## TASK INSTRUCTIONS
Find the string "Sink" in the data, then copy every line where it is found.
start RECORD SET
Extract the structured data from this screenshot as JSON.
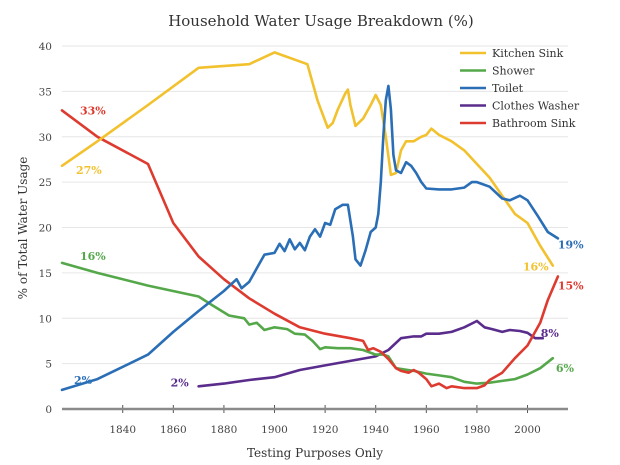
{
  "chart_data": {
    "type": "line",
    "title": "Household Water Usage Breakdown (%)",
    "xlabel": "Testing Purposes Only",
    "ylabel": "% of Total Water Usage",
    "xlim": [
      1816,
      2016
    ],
    "ylim": [
      0,
      40
    ],
    "xticks": [
      1840,
      1860,
      1880,
      1900,
      1920,
      1940,
      1960,
      1980,
      2000
    ],
    "xtick_labels": [
      "1840",
      "1860",
      "1880",
      "1900",
      "1920",
      "1940",
      "1960",
      "1980",
      "2000"
    ],
    "yticks": [
      0,
      5,
      10,
      15,
      20,
      25,
      30,
      35,
      40
    ],
    "ytick_labels": [
      "0",
      "5",
      "10",
      "15",
      "20",
      "25",
      "30",
      "35",
      "40"
    ],
    "grid": true,
    "legend_position": "top-right",
    "series": [
      {
        "name": "Kitchen Sink",
        "color": "#f2c12e",
        "start_label": "27%",
        "end_label": "16%",
        "points": [
          [
            1816,
            26.8
          ],
          [
            1830,
            29.5
          ],
          [
            1850,
            33.5
          ],
          [
            1870,
            37.6
          ],
          [
            1890,
            38
          ],
          [
            1900,
            39.3
          ],
          [
            1913,
            38
          ],
          [
            1917,
            34
          ],
          [
            1921,
            31
          ],
          [
            1923,
            31.5
          ],
          [
            1925,
            33
          ],
          [
            1928,
            34.8
          ],
          [
            1929,
            35.2
          ],
          [
            1930,
            33.5
          ],
          [
            1932,
            31.2
          ],
          [
            1935,
            32
          ],
          [
            1938,
            33.5
          ],
          [
            1940,
            34.6
          ],
          [
            1942,
            33.5
          ],
          [
            1944,
            30
          ],
          [
            1946,
            25.8
          ],
          [
            1948,
            26
          ],
          [
            1950,
            28.5
          ],
          [
            1952,
            29.5
          ],
          [
            1955,
            29.5
          ],
          [
            1958,
            30
          ],
          [
            1960,
            30.2
          ],
          [
            1962,
            30.9
          ],
          [
            1965,
            30.2
          ],
          [
            1970,
            29.5
          ],
          [
            1975,
            28.5
          ],
          [
            1980,
            27
          ],
          [
            1985,
            25.5
          ],
          [
            1990,
            23.5
          ],
          [
            1995,
            21.5
          ],
          [
            2000,
            20.5
          ],
          [
            2005,
            18
          ],
          [
            2010,
            15.8
          ]
        ]
      },
      {
        "name": "Shower",
        "color": "#55a84a",
        "start_label": "16%",
        "end_label": "6%",
        "points": [
          [
            1816,
            16.1
          ],
          [
            1830,
            15
          ],
          [
            1850,
            13.6
          ],
          [
            1870,
            12.4
          ],
          [
            1875,
            11.5
          ],
          [
            1882,
            10.3
          ],
          [
            1888,
            10
          ],
          [
            1890,
            9.3
          ],
          [
            1893,
            9.5
          ],
          [
            1896,
            8.7
          ],
          [
            1900,
            9
          ],
          [
            1905,
            8.8
          ],
          [
            1908,
            8.3
          ],
          [
            1912,
            8.2
          ],
          [
            1915,
            7.5
          ],
          [
            1918,
            6.6
          ],
          [
            1920,
            6.8
          ],
          [
            1925,
            6.7
          ],
          [
            1930,
            6.7
          ],
          [
            1935,
            6.5
          ],
          [
            1940,
            6
          ],
          [
            1943,
            6
          ],
          [
            1945,
            5.8
          ],
          [
            1948,
            4.5
          ],
          [
            1955,
            4.2
          ],
          [
            1960,
            3.9
          ],
          [
            1965,
            3.7
          ],
          [
            1970,
            3.5
          ],
          [
            1975,
            3
          ],
          [
            1980,
            2.8
          ],
          [
            1985,
            2.9
          ],
          [
            1990,
            3.1
          ],
          [
            1995,
            3.3
          ],
          [
            2000,
            3.8
          ],
          [
            2005,
            4.5
          ],
          [
            2010,
            5.6
          ]
        ]
      },
      {
        "name": "Toilet",
        "color": "#2a6eb6",
        "start_label": "2%",
        "end_label": "19%",
        "points": [
          [
            1816,
            2.1
          ],
          [
            1830,
            3.3
          ],
          [
            1850,
            6
          ],
          [
            1860,
            8.5
          ],
          [
            1870,
            10.8
          ],
          [
            1880,
            13
          ],
          [
            1885,
            14.3
          ],
          [
            1887,
            13.3
          ],
          [
            1890,
            14
          ],
          [
            1893,
            15.5
          ],
          [
            1896,
            17
          ],
          [
            1900,
            17.2
          ],
          [
            1902,
            18.2
          ],
          [
            1904,
            17.4
          ],
          [
            1906,
            18.7
          ],
          [
            1908,
            17.6
          ],
          [
            1910,
            18.3
          ],
          [
            1912,
            17.5
          ],
          [
            1914,
            19
          ],
          [
            1916,
            19.8
          ],
          [
            1918,
            19
          ],
          [
            1920,
            20.5
          ],
          [
            1922,
            20.3
          ],
          [
            1924,
            22
          ],
          [
            1927,
            22.5
          ],
          [
            1929,
            22.5
          ],
          [
            1931,
            19
          ],
          [
            1932,
            16.5
          ],
          [
            1934,
            15.8
          ],
          [
            1936,
            17.5
          ],
          [
            1938,
            19.5
          ],
          [
            1940,
            20
          ],
          [
            1941,
            21.5
          ],
          [
            1942,
            25
          ],
          [
            1943,
            30
          ],
          [
            1944,
            34
          ],
          [
            1945,
            35.6
          ],
          [
            1946,
            33
          ],
          [
            1947,
            28
          ],
          [
            1948,
            26.3
          ],
          [
            1950,
            26
          ],
          [
            1952,
            27.2
          ],
          [
            1954,
            26.8
          ],
          [
            1956,
            26
          ],
          [
            1958,
            25
          ],
          [
            1960,
            24.3
          ],
          [
            1965,
            24.2
          ],
          [
            1970,
            24.2
          ],
          [
            1975,
            24.4
          ],
          [
            1978,
            25
          ],
          [
            1980,
            25
          ],
          [
            1985,
            24.5
          ],
          [
            1990,
            23.2
          ],
          [
            1993,
            23
          ],
          [
            1997,
            23.5
          ],
          [
            2000,
            23
          ],
          [
            2004,
            21.3
          ],
          [
            2008,
            19.5
          ],
          [
            2012,
            18.8
          ]
        ]
      },
      {
        "name": "Clothes Washer",
        "color": "#5a2d8c",
        "start_label": "2%",
        "end_label": "8%",
        "points": [
          [
            1870,
            2.5
          ],
          [
            1880,
            2.8
          ],
          [
            1890,
            3.2
          ],
          [
            1900,
            3.5
          ],
          [
            1910,
            4.3
          ],
          [
            1920,
            4.8
          ],
          [
            1930,
            5.3
          ],
          [
            1940,
            5.8
          ],
          [
            1945,
            6.5
          ],
          [
            1950,
            7.8
          ],
          [
            1955,
            8
          ],
          [
            1958,
            8
          ],
          [
            1960,
            8.3
          ],
          [
            1965,
            8.3
          ],
          [
            1970,
            8.5
          ],
          [
            1975,
            9
          ],
          [
            1980,
            9.7
          ],
          [
            1983,
            9
          ],
          [
            1986,
            8.8
          ],
          [
            1990,
            8.5
          ],
          [
            1993,
            8.7
          ],
          [
            1997,
            8.6
          ],
          [
            2000,
            8.4
          ],
          [
            2003,
            7.8
          ],
          [
            2006,
            7.8
          ]
        ]
      },
      {
        "name": "Bathroom Sink",
        "color": "#de3b30",
        "start_label": "33%",
        "end_label": "15%",
        "points": [
          [
            1816,
            32.9
          ],
          [
            1830,
            30
          ],
          [
            1850,
            27
          ],
          [
            1860,
            20.5
          ],
          [
            1870,
            16.8
          ],
          [
            1880,
            14.3
          ],
          [
            1890,
            12.2
          ],
          [
            1900,
            10.5
          ],
          [
            1910,
            9
          ],
          [
            1920,
            8.3
          ],
          [
            1930,
            7.8
          ],
          [
            1935,
            7.5
          ],
          [
            1937,
            6.5
          ],
          [
            1939,
            6.7
          ],
          [
            1942,
            6.3
          ],
          [
            1945,
            5.5
          ],
          [
            1948,
            4.5
          ],
          [
            1950,
            4.2
          ],
          [
            1953,
            4
          ],
          [
            1955,
            4.3
          ],
          [
            1957,
            4
          ],
          [
            1960,
            3.3
          ],
          [
            1962,
            2.5
          ],
          [
            1965,
            2.8
          ],
          [
            1968,
            2.3
          ],
          [
            1970,
            2.5
          ],
          [
            1975,
            2.3
          ],
          [
            1980,
            2.3
          ],
          [
            1983,
            2.6
          ],
          [
            1985,
            3.2
          ],
          [
            1990,
            4
          ],
          [
            1995,
            5.6
          ],
          [
            2000,
            7
          ],
          [
            2005,
            9.5
          ],
          [
            2008,
            12
          ],
          [
            2012,
            14.6
          ]
        ]
      }
    ]
  }
}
end RECORD SET
## THE OUTPUT
        "name": "Kitchen Sink",
        "name": "Bathroom Sink",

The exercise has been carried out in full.